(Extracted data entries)
══════════════════════════════

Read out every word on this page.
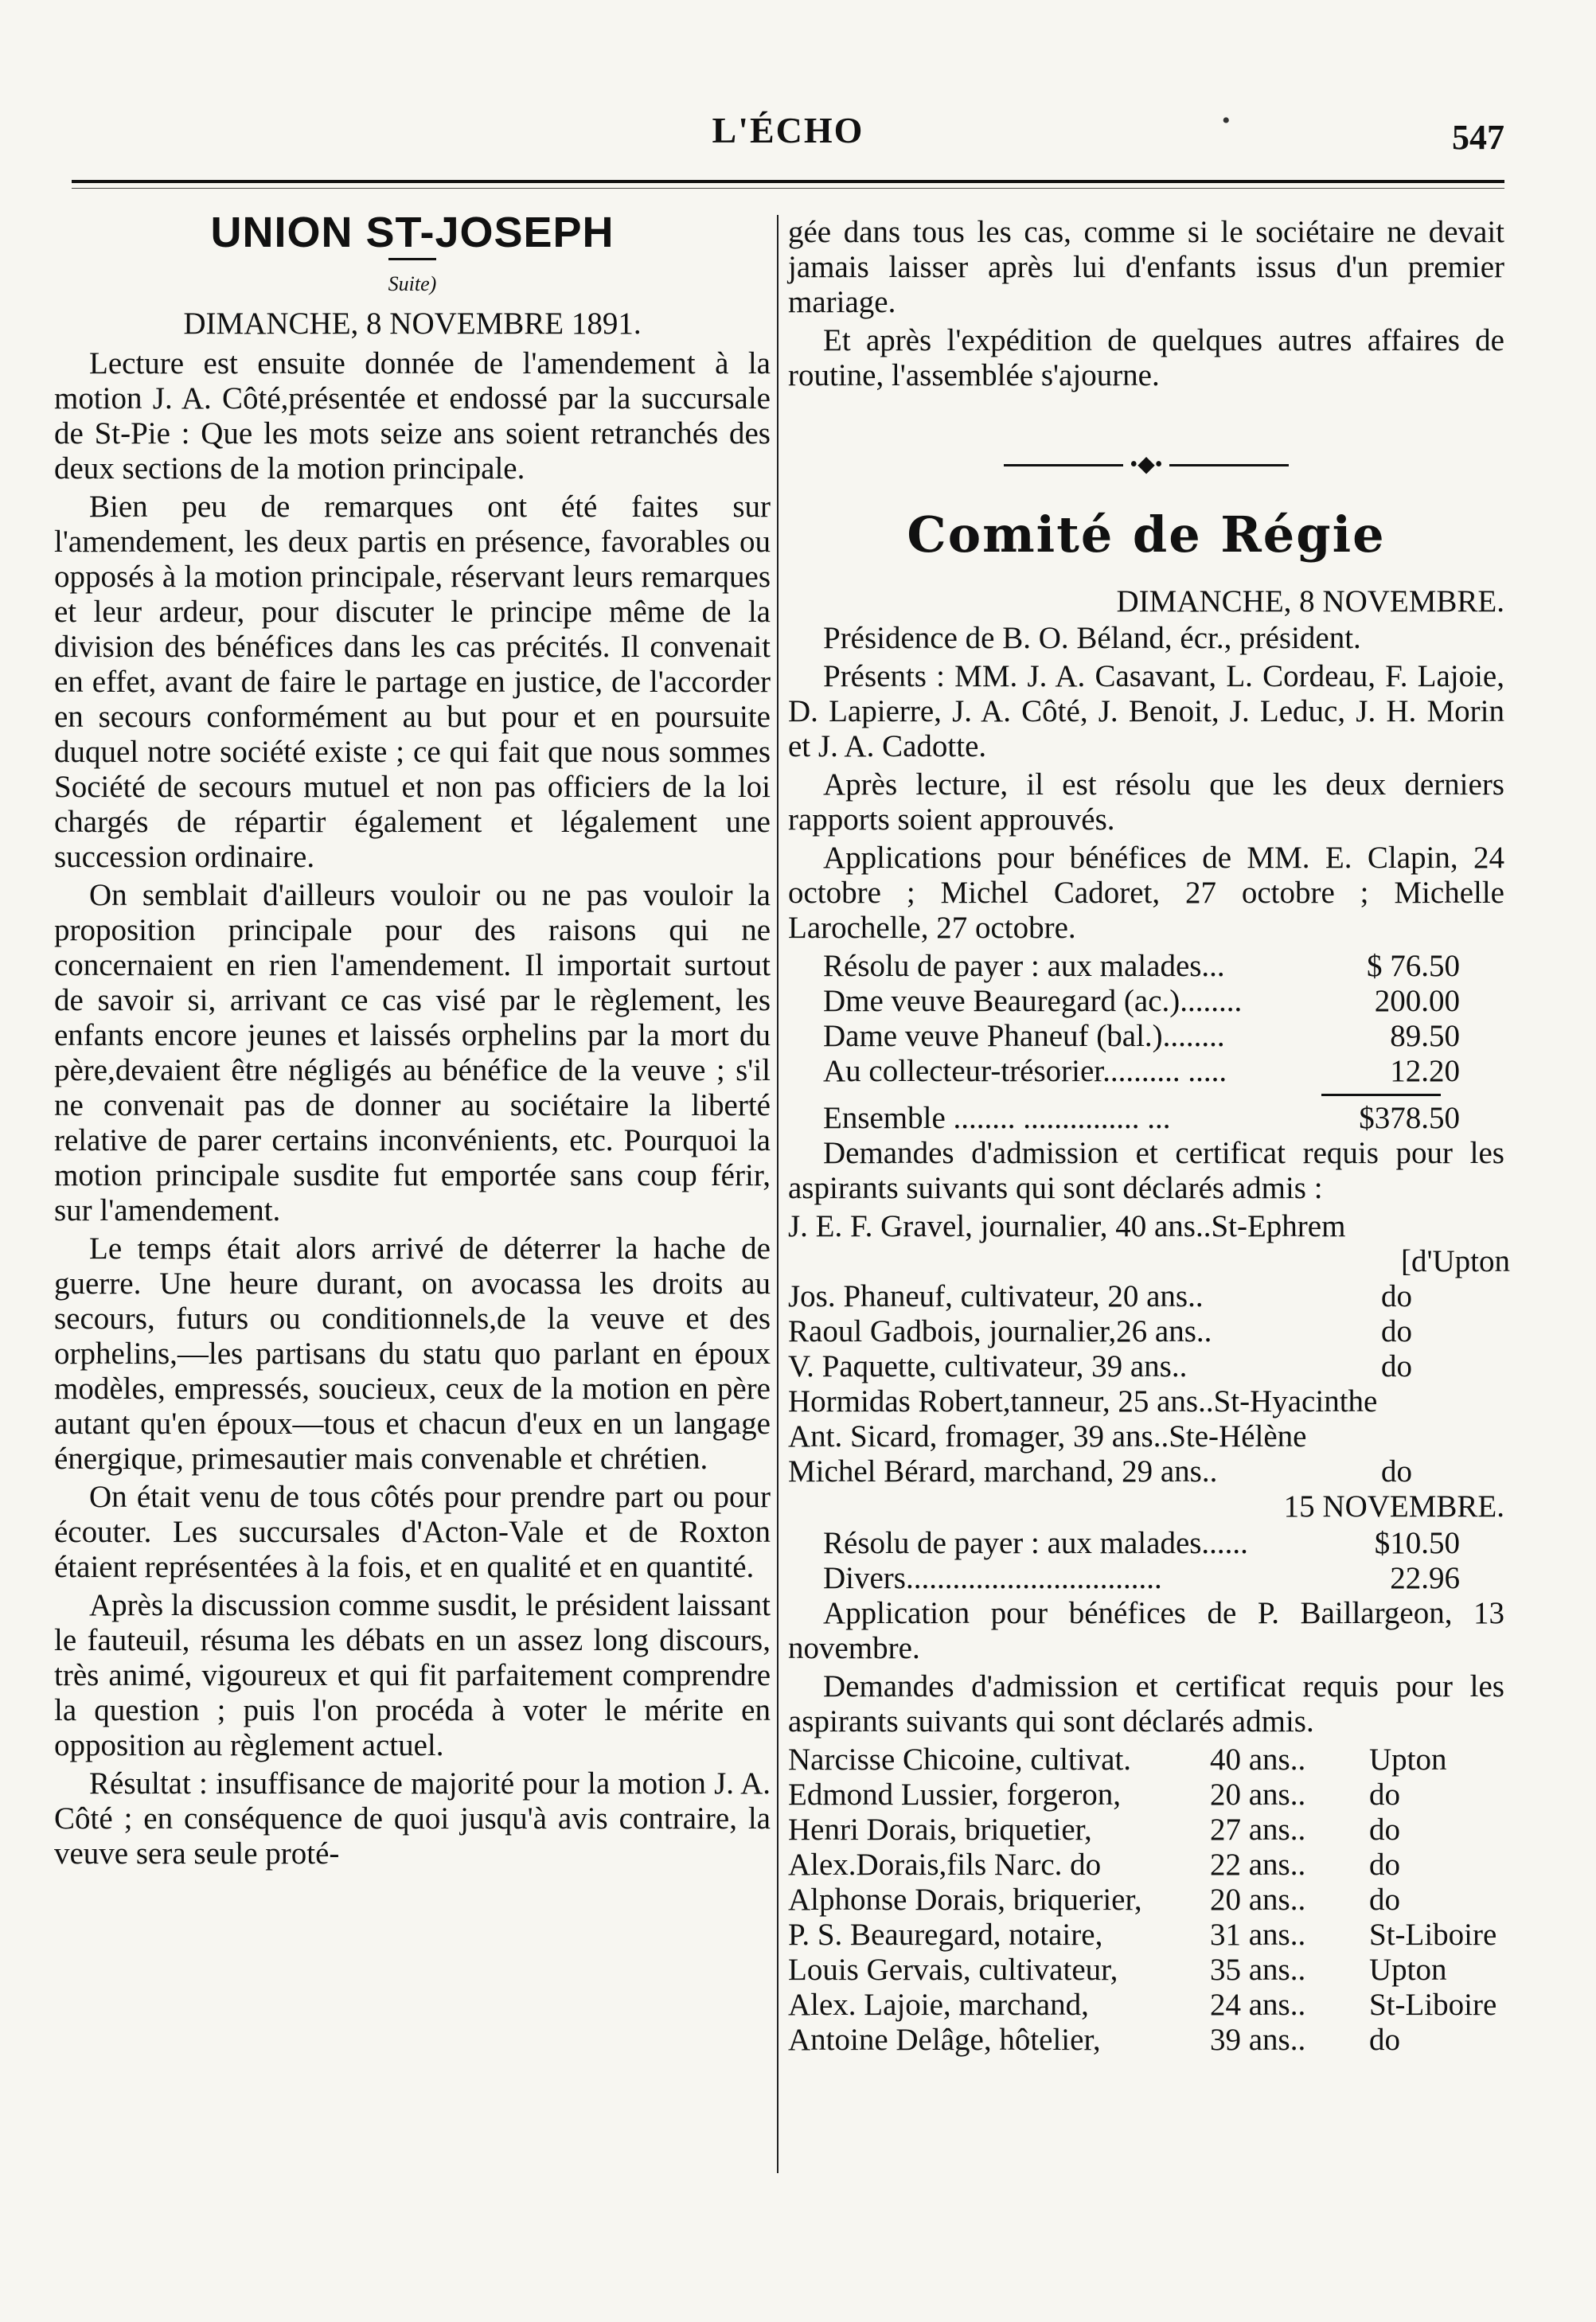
L'ÉCHO	547
•
UNION ST-JOSEPH
Suite)
DIMANCHE, 8 NOVEMBRE 1891.

Lecture est ensuite donnée de l'amendement à la motion J. A. Côté,présentée et endossé par la succursale de St-Pie : Que les mots seize ans soient retranchés des deux sections de la motion principale.

Bien peu de remarques ont été faites sur l'amendement, les deux partis en présence, favorables ou opposés à la motion principale, réservant leurs remarques et leur ardeur, pour discuter le principe même de la division des bénéfices dans les cas précités. Il convenait en effet, avant de faire le partage en justice, de l'accorder en secours conformément au but pour et en poursuite duquel notre société existe ; ce qui fait que nous sommes Société de secours mutuel et non pas officiers de la loi chargés de répartir également et légalement une succession ordinaire.

On semblait d'ailleurs vouloir ou ne pas vouloir la proposition principale pour des raisons qui ne concernaient en rien l'amendement. Il importait surtout de savoir si, arrivant ce cas visé par le règlement, les enfants encore jeunes et laissés orphelins par la mort du père,devaient être négligés au bénéfice de la veuve ; s'il ne convenait pas de donner au sociétaire la liberté relative de parer certains inconvénients, etc. Pourquoi la motion principale susdite fut emportée sans coup férir, sur l'amendement.

Le temps était alors arrivé de déterrer la hache de guerre. Une heure durant, on avocassa les droits au secours, futurs ou conditionnels,de la veuve et des orphelins,—les partisans du statu quo parlant en époux modèles, empressés, soucieux, ceux de la motion en père autant qu'en époux—tous et chacun d'eux en un langage énergique, primesautier mais convenable et chrétien.

On était venu de tous côtés pour prendre part ou pour écouter. Les succursales d'Acton-Vale et de Roxton étaient représentées à la fois, et en qualité et en quantité.

Après la discussion comme susdit, le président laissant le fauteuil, résuma les débats en un assez long discours, très animé, vigoureux et qui fit parfaitement comprendre la question ; puis l'on procéda à voter le mérite en opposition au règlement actuel.

Résultat : insuffisance de majorité pour la motion J. A. Côté ; en conséquence de quoi jusqu'à avis contraire, la veuve sera seule proté-

gée dans tous les cas, comme si le sociétaire ne devait jamais laisser après lui d'enfants issus d'un premier mariage.

Et après l'expédition de quelques autres affaires de routine, l'assemblée s'ajourne.

•◆•
Comité de Régie
DIMANCHE, 8 NOVEMBRE.

Présidence de B. O. Béland, écr., président.

Présents : MM. J. A. Casavant, L. Cordeau, F. Lajoie, D. Lapierre, J. A. Côté, J. Benoit, J. Leduc, J. H. Morin et J. A. Cadotte.

Après lecture, il est résolu que les deux derniers rapports soient approuvés.

Applications pour bénéfices de MM. E. Clapin, 24 octobre ; Michel Cadoret, 27 octobre ; Michelle Larochelle, 27 octobre.

Résolu de payer : aux malades...	$ 76.50
Dme veuve Beauregard (ac.)........	200.00
Dame veuve Phaneuf (bal.)........	89.50
Au collecteur-trésorier.......... .....	12.20
Ensemble ........ ............... ...	$378.50

Demandes d'admission et certificat requis pour les aspirants suivants qui sont déclarés admis :

J. E. F. Gravel, journalier, 40 ans..St-Ephrem
[d'Upton
Jos. Phaneuf, cultivateur, 20 ans..	do
Raoul Gadbois, journalier,26 ans..	do
V. Paquette, cultivateur, 39 ans..	do
Hormidas Robert,tanneur, 25 ans..St-Hyacinthe
Ant. Sicard, fromager, 39 ans..Ste-Hélène
Michel Bérard, marchand, 29 ans..	do
15 NOVEMBRE.
Résolu de payer : aux malades......	$10.50
Divers.................................	22.96

Application pour bénéfices de P. Baillargeon, 13 novembre.

Demandes d'admission et certificat requis pour les aspirants suivants qui sont déclarés admis.

Narcisse Chicoine, cultivat.	40 ans.. Upton
Edmond Lussier, forgeron,	20 ans.. do
Henri Dorais, briquetier,	27 ans.. do
Alex.Dorais,fils Narc. do	22 ans.. do
Alphonse Dorais, briquerier, 20 ans.. do
P. S. Beauregard, notaire,	31 ans.. St-Liboire
Louis Gervais, cultivateur,	35 ans.. Upton
Alex. Lajoie, marchand,	24 ans.. St-Liboire
Antoine Delâge, hôtelier,	39 ans.. do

══════════════════════════════

WHAT IS ASKED: Where a line above contains the string "DIMANCHE", copy that line.

RESPONSE TO THE TASK:
DIMANCHE, 8 NOVEMBRE 1891.
DIMANCHE, 8 NOVEMBRE.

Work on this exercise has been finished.